[Dataset entries]

=-=-=-=-=

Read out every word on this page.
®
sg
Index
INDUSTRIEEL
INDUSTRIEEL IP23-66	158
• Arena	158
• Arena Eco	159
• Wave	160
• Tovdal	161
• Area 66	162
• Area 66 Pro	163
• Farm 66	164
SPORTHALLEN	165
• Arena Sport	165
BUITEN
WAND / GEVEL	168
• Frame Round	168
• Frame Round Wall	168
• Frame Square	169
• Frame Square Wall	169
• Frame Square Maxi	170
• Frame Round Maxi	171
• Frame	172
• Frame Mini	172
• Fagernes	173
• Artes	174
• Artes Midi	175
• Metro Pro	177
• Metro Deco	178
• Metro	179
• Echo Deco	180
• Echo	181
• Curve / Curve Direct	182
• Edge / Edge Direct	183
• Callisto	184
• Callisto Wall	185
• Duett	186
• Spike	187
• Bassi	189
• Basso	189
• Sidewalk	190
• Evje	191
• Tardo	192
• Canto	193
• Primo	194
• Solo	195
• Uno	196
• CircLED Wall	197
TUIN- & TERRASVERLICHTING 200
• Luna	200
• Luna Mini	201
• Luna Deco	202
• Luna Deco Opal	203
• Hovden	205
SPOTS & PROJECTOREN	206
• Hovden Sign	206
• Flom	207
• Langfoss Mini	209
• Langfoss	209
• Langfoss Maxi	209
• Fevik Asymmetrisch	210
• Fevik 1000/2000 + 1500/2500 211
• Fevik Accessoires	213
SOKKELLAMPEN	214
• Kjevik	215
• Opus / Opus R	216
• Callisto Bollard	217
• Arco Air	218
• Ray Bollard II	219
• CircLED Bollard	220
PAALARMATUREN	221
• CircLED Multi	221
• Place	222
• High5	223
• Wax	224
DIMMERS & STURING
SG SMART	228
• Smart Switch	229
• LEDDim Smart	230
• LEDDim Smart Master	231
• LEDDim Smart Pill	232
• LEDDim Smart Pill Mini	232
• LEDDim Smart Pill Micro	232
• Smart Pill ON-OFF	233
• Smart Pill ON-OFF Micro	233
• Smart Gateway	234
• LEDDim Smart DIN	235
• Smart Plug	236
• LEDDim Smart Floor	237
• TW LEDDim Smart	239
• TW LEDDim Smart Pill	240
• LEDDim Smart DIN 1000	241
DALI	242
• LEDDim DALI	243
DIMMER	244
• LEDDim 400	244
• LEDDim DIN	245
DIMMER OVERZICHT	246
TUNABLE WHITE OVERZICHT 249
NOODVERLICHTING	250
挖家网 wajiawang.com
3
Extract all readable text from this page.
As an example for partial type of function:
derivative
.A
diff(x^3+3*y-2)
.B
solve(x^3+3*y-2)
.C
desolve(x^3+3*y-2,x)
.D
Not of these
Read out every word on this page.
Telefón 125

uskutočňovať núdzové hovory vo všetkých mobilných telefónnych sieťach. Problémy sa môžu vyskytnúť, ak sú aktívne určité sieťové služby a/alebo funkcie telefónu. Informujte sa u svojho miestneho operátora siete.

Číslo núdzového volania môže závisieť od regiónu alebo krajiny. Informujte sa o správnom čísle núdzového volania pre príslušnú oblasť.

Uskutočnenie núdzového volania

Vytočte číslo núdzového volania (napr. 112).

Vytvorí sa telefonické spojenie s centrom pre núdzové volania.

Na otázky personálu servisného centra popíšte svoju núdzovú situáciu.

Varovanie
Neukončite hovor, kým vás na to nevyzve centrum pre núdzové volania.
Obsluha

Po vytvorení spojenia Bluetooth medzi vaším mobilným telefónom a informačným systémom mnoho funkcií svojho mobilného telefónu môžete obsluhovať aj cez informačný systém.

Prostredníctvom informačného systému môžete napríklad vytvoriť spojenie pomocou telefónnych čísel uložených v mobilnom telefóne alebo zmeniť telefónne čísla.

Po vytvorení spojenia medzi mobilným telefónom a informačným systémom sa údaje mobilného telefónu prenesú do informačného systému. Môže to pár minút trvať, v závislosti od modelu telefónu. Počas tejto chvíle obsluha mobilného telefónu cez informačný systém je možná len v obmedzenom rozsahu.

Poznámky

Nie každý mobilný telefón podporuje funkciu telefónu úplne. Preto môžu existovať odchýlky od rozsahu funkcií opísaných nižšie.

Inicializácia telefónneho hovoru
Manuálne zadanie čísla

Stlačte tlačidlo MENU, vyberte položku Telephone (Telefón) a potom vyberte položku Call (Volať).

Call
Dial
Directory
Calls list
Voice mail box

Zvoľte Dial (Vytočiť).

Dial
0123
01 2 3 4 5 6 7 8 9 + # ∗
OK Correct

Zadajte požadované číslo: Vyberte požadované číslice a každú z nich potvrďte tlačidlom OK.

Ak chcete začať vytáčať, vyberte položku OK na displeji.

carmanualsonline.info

=-=-=-=-=

» Work to be completed
Check each line of the records for "Metro" and copy the ones that contain it.

» Answer to the task
• Metro Pro	177
• Metro Deco	178
• Metro	179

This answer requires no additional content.